> [YOUR GOAL] Gather from the listing below each line that includes the word "title", and copy it.

> [SUPPLIED INFORMATION]
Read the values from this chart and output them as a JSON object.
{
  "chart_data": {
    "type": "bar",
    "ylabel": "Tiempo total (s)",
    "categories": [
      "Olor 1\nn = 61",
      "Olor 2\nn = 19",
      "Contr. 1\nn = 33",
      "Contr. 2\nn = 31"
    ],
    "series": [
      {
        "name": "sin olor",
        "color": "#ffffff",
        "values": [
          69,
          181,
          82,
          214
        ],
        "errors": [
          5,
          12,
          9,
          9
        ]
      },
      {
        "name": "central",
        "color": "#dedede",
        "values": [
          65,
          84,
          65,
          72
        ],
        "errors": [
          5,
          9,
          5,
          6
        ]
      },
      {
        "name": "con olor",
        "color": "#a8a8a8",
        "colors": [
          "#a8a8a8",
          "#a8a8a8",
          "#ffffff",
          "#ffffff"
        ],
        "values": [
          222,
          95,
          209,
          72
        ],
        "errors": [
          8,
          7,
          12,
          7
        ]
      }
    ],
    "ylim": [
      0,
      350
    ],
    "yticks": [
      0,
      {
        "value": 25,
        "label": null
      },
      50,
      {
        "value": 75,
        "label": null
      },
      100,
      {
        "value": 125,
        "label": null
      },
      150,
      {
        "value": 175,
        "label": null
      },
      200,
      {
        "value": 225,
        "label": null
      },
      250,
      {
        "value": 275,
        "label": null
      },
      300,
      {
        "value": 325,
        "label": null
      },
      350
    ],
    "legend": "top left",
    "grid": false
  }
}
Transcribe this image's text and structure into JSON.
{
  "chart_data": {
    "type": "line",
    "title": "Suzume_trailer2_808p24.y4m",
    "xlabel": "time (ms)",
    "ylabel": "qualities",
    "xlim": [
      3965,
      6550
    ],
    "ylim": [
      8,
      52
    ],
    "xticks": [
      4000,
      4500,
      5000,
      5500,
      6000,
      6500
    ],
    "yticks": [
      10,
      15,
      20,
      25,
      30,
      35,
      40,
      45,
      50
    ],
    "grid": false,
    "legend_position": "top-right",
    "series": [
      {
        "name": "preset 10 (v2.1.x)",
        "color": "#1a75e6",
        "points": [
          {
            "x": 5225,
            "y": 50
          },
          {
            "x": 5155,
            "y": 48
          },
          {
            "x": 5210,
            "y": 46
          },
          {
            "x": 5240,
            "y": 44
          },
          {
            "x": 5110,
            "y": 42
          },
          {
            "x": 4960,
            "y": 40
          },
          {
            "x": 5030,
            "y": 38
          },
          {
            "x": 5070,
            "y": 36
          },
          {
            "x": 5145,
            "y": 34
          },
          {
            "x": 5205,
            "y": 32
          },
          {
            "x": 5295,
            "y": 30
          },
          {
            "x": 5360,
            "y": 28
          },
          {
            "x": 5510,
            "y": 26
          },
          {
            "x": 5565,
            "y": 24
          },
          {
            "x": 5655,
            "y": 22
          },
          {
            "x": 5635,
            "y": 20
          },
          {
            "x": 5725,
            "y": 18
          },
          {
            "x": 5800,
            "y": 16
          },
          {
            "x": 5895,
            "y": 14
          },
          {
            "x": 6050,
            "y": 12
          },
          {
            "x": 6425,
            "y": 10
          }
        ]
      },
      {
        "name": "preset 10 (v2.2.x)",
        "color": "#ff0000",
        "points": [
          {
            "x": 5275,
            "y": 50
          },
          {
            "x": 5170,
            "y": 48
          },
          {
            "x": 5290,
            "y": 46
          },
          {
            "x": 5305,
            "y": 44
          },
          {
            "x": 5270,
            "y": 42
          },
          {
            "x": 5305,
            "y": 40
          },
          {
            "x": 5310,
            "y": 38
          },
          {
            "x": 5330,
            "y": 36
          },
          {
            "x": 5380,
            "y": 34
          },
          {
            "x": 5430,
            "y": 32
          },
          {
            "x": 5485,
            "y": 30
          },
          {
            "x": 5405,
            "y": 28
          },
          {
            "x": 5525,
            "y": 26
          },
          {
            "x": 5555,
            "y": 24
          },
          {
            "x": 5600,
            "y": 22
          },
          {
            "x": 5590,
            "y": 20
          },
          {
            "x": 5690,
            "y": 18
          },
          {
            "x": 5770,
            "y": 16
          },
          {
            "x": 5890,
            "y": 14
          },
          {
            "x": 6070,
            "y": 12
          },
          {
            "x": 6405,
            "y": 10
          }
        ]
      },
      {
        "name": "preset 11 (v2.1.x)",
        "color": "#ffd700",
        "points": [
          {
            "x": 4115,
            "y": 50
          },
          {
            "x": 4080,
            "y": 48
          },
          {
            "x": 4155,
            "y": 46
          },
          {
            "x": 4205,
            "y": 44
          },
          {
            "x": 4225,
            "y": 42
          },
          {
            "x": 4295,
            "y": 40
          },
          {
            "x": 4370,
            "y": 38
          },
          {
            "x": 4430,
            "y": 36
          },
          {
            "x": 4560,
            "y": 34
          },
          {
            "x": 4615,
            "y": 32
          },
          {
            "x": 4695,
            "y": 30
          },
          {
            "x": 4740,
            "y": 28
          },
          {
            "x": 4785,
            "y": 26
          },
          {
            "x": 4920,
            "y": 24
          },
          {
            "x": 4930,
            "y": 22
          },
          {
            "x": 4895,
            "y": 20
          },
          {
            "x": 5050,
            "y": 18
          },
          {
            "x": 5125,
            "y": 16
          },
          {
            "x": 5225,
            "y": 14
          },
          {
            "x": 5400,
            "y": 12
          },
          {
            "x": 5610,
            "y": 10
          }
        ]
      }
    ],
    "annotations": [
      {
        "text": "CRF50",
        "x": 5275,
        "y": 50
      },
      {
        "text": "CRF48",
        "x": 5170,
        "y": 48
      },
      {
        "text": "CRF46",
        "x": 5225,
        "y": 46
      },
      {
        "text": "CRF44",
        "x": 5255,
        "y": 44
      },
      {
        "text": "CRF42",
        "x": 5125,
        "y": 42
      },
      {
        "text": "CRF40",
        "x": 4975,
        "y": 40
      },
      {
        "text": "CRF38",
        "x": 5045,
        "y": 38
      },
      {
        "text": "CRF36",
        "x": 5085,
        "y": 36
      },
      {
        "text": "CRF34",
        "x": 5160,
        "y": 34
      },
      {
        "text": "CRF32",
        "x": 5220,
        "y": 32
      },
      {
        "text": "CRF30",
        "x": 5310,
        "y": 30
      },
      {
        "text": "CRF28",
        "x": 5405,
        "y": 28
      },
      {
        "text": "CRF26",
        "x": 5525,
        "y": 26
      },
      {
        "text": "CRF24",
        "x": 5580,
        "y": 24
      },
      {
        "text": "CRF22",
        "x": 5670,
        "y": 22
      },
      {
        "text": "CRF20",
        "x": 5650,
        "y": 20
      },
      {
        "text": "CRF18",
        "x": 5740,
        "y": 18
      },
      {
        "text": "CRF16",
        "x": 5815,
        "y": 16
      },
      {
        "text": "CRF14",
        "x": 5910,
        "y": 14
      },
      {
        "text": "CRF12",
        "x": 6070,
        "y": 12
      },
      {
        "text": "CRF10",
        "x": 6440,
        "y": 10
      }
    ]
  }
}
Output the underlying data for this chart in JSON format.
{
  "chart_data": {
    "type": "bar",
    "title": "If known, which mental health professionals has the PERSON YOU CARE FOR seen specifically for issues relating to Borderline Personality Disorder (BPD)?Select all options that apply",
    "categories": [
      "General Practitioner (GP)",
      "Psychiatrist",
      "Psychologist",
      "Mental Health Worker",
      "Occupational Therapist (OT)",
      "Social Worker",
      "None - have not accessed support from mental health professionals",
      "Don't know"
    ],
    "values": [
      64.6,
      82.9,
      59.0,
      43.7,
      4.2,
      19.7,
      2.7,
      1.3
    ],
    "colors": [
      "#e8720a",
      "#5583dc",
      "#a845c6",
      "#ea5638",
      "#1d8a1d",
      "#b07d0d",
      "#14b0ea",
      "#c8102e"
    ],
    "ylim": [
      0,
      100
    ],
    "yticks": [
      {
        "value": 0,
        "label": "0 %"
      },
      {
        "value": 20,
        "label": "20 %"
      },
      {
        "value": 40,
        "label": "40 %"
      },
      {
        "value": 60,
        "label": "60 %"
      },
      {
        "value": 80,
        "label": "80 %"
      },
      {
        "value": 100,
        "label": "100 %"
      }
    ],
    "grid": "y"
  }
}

> [WRITTEN RESPONSE]
    "title": "Suzume_trailer2_808p24.y4m",
    "title": "If known, which mental health professionals has the PERSON YOU CARE FOR seen specifically for issues relating to Borderline Personality Disorder (BPD)?Select all options that apply",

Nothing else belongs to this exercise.